## [PROBLEM DETAILS]
Review the lines that follow and copy each one that contains the word "likes".
....................
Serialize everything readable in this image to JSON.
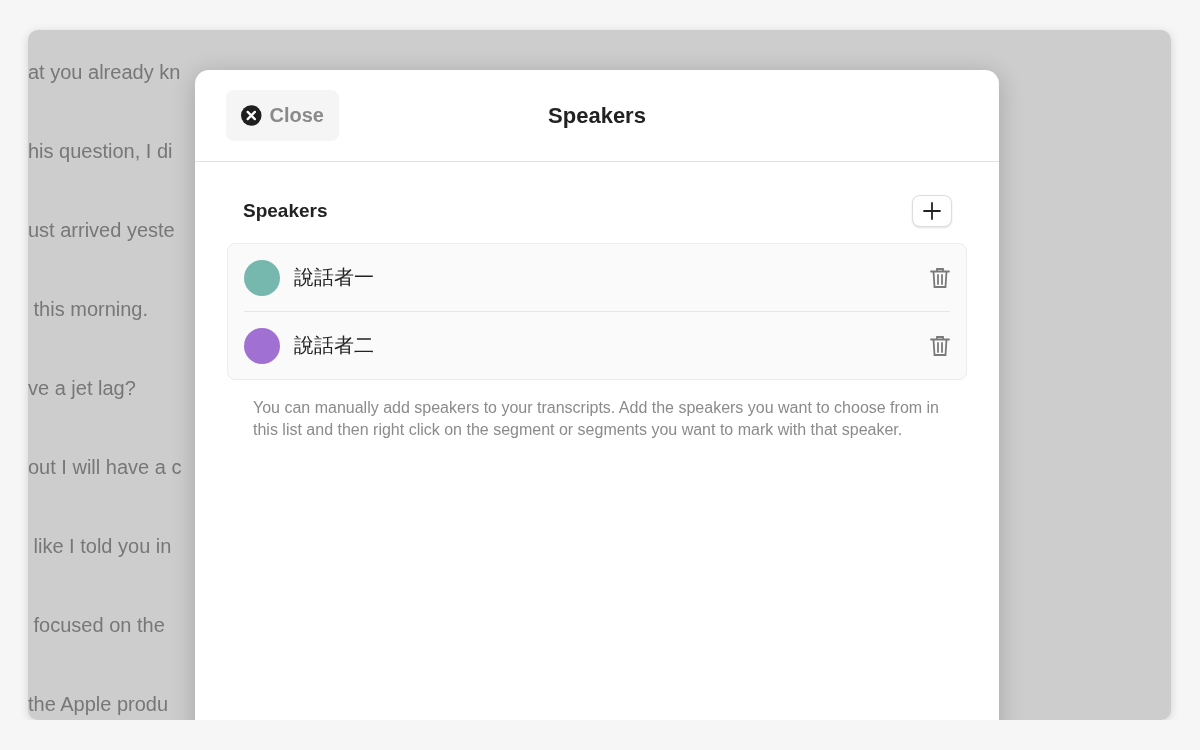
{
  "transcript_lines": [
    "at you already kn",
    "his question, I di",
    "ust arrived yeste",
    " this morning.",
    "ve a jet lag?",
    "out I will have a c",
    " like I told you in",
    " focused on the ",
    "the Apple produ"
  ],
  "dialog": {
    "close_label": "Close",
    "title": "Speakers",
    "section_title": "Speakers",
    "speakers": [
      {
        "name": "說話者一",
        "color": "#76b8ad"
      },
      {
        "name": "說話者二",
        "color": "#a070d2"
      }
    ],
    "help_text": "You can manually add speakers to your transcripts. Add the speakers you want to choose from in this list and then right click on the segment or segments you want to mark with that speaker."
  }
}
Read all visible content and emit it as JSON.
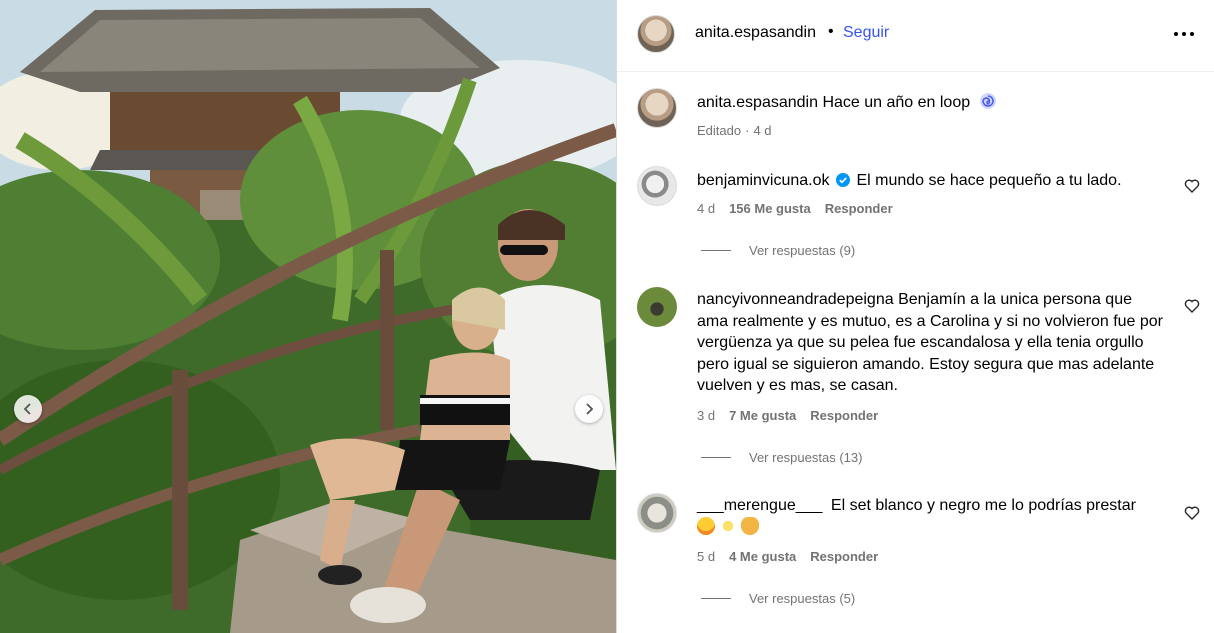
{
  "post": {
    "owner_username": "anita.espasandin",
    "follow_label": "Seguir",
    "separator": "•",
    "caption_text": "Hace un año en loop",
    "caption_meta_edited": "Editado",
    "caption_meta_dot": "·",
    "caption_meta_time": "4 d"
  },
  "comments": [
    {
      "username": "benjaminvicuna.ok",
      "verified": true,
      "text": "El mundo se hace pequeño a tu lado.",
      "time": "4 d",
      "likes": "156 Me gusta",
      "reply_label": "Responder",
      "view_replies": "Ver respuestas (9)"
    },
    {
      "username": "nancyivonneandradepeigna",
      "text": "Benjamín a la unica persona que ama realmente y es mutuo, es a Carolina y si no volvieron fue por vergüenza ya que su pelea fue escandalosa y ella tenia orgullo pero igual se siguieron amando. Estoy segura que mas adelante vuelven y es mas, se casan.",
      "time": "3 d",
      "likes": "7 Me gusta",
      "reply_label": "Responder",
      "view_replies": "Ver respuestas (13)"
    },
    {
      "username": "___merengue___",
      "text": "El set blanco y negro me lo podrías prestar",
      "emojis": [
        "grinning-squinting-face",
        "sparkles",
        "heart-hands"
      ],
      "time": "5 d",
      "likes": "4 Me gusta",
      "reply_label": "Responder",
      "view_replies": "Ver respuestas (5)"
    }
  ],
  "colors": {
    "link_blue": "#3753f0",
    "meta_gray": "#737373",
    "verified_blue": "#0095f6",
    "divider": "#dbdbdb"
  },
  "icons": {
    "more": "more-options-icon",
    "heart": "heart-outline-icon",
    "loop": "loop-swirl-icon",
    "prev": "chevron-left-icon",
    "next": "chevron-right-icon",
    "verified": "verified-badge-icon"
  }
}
....................
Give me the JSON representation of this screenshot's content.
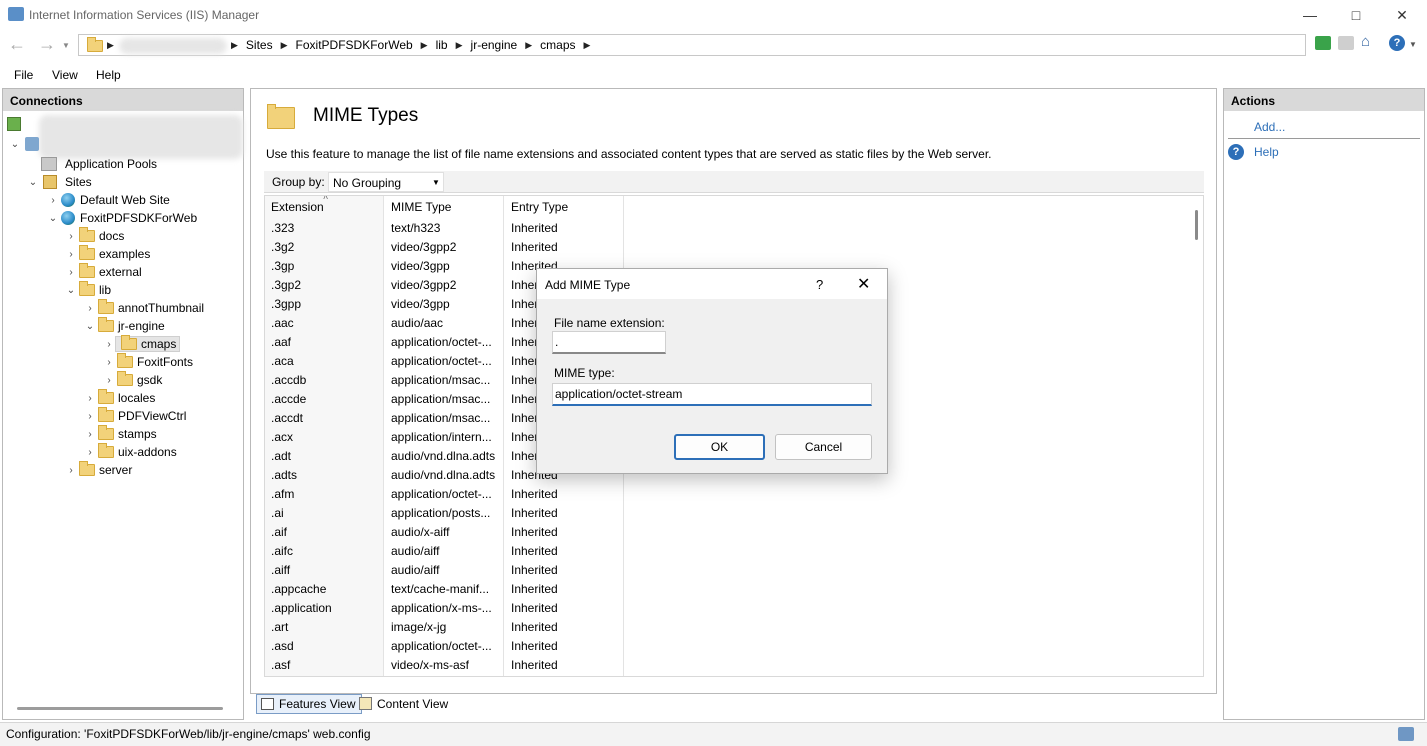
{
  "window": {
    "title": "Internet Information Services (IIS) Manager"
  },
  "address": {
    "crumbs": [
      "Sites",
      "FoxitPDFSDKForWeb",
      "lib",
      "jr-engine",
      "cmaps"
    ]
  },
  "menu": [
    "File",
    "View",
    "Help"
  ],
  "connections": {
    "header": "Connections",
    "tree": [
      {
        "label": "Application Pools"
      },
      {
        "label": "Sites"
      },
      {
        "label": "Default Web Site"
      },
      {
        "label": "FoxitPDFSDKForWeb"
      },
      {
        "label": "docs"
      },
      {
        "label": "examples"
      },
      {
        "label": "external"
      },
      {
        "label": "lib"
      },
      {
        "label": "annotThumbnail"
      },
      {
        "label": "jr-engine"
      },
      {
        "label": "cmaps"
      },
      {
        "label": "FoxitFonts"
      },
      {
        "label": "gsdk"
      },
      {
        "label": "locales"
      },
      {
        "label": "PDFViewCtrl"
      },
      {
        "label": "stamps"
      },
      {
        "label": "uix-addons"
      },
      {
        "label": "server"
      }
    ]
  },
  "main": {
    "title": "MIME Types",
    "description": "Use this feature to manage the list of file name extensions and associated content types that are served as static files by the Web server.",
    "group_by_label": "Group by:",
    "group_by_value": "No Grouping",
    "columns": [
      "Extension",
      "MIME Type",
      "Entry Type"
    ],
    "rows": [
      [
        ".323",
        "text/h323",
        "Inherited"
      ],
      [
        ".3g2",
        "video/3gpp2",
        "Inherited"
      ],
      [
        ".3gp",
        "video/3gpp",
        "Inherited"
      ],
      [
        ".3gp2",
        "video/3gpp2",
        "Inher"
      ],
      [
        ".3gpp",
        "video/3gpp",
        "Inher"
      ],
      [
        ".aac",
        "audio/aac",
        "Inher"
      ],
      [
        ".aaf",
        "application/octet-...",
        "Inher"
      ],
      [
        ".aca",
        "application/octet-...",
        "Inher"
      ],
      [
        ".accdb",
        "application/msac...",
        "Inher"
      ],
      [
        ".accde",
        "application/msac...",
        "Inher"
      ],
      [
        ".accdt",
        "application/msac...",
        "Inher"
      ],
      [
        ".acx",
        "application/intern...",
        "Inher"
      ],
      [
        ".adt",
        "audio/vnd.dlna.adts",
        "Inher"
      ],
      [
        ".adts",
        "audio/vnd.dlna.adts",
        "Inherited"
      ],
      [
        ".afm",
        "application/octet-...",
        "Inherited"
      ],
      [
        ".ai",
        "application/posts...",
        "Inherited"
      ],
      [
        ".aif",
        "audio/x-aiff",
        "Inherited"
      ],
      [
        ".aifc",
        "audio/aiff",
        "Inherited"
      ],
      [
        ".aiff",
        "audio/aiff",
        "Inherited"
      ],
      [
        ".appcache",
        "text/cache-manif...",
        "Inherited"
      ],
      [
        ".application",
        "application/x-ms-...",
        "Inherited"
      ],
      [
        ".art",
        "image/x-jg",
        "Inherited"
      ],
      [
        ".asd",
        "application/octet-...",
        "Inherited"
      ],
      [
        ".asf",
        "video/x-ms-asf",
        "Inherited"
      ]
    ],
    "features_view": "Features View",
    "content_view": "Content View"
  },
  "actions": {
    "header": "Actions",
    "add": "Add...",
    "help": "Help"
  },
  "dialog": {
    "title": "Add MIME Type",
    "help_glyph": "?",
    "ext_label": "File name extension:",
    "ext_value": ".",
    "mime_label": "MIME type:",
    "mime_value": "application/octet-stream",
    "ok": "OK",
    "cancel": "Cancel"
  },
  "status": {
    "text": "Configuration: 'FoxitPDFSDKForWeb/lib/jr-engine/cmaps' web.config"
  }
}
....................
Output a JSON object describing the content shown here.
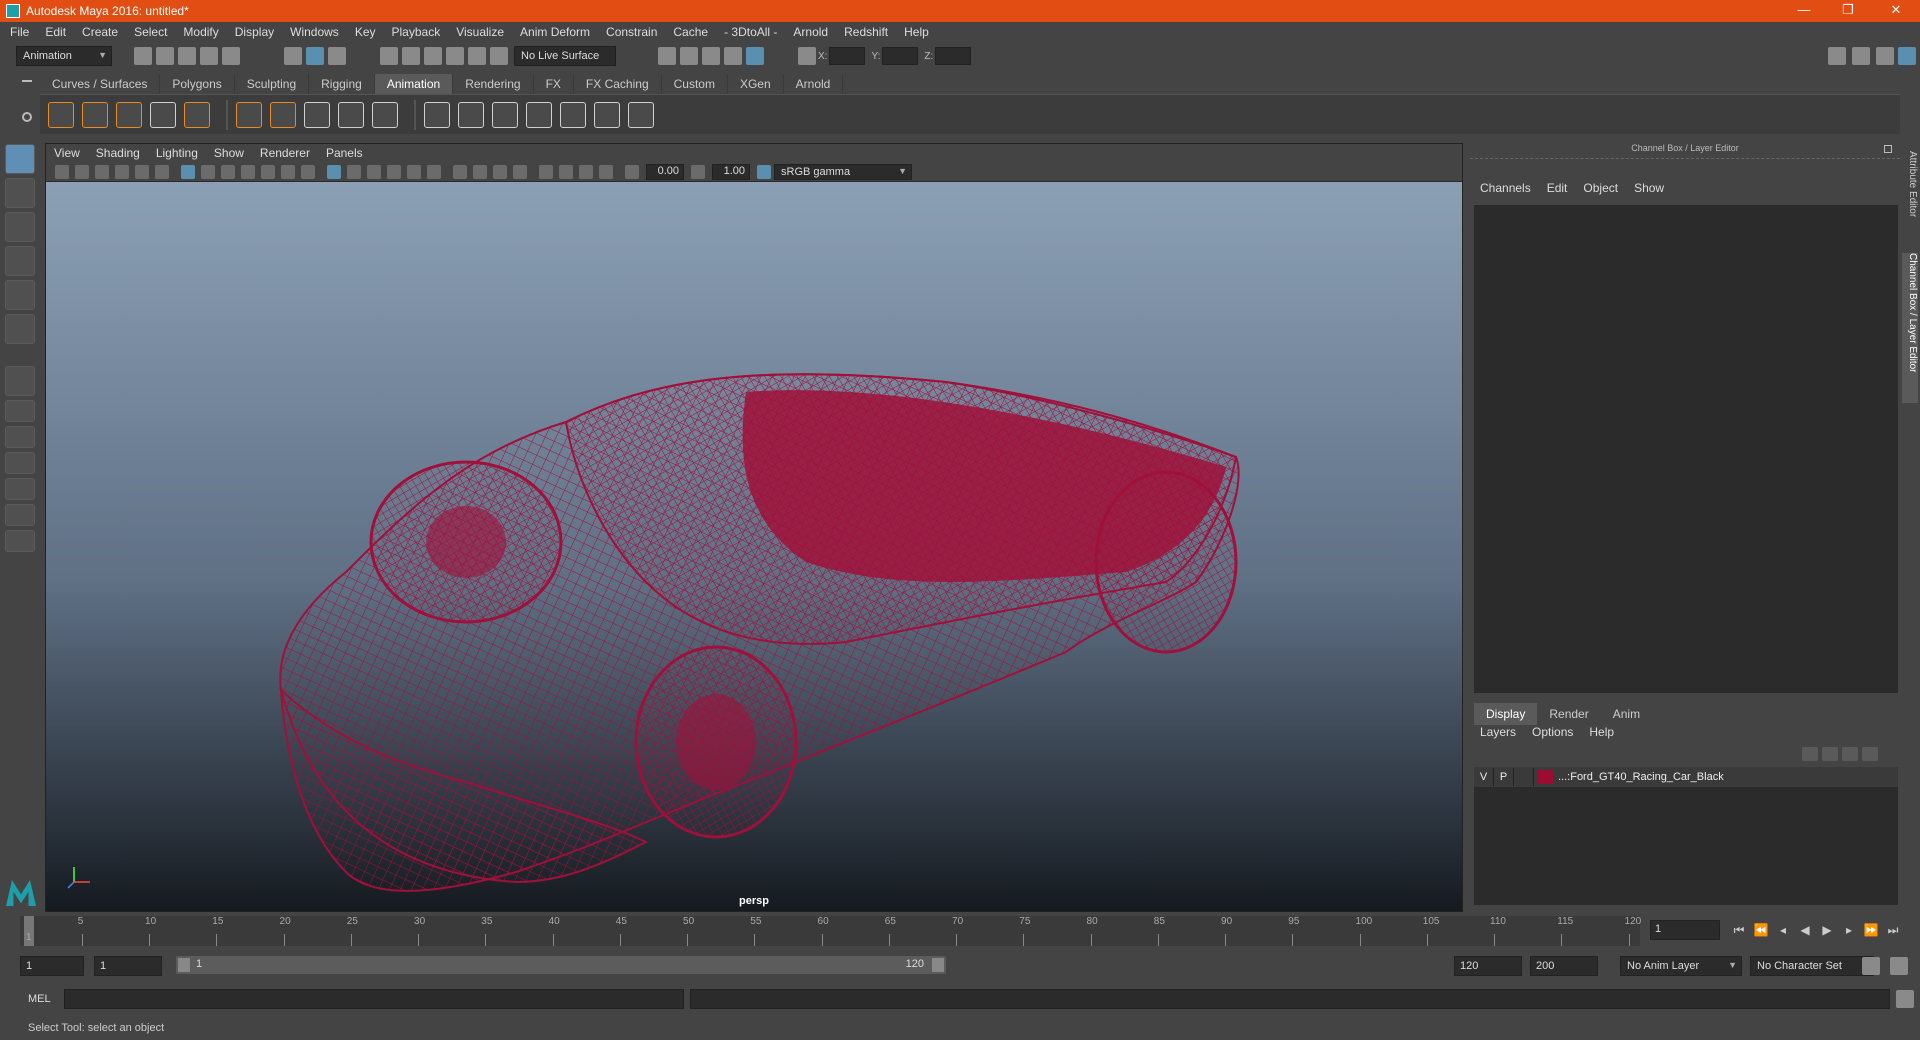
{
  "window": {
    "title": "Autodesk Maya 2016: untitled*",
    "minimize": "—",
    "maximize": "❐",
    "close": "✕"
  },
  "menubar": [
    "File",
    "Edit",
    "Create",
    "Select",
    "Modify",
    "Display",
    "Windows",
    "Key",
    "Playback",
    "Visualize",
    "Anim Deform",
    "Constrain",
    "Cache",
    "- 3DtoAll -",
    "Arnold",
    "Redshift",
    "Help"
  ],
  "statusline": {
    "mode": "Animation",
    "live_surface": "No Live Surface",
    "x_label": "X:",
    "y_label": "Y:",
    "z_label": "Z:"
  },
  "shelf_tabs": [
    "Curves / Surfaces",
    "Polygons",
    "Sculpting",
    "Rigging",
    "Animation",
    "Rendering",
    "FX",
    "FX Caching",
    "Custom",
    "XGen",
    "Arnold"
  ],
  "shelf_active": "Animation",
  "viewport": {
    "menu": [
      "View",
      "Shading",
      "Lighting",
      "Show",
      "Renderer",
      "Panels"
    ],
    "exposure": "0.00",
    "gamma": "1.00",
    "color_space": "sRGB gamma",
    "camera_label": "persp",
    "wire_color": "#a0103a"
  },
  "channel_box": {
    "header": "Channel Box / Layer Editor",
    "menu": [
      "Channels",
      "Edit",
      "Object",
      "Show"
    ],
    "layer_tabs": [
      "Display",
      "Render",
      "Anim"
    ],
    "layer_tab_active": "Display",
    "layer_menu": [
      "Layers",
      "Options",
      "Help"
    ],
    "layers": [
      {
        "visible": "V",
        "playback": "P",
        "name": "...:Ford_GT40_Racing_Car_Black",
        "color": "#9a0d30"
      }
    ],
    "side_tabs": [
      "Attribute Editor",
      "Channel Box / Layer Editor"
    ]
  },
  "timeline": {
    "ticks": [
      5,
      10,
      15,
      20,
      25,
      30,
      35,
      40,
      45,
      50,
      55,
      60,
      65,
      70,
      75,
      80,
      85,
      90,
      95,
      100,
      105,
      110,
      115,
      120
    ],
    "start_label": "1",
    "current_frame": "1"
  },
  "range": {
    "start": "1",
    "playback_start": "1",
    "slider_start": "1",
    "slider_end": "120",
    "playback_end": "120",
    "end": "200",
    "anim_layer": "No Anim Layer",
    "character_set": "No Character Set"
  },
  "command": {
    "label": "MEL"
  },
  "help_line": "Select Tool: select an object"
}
....................
## [FULL SOLUTION]
      "likes": "156 Me gusta",
      "likes": "7 Me gusta",
      "likes": "4 Me gusta",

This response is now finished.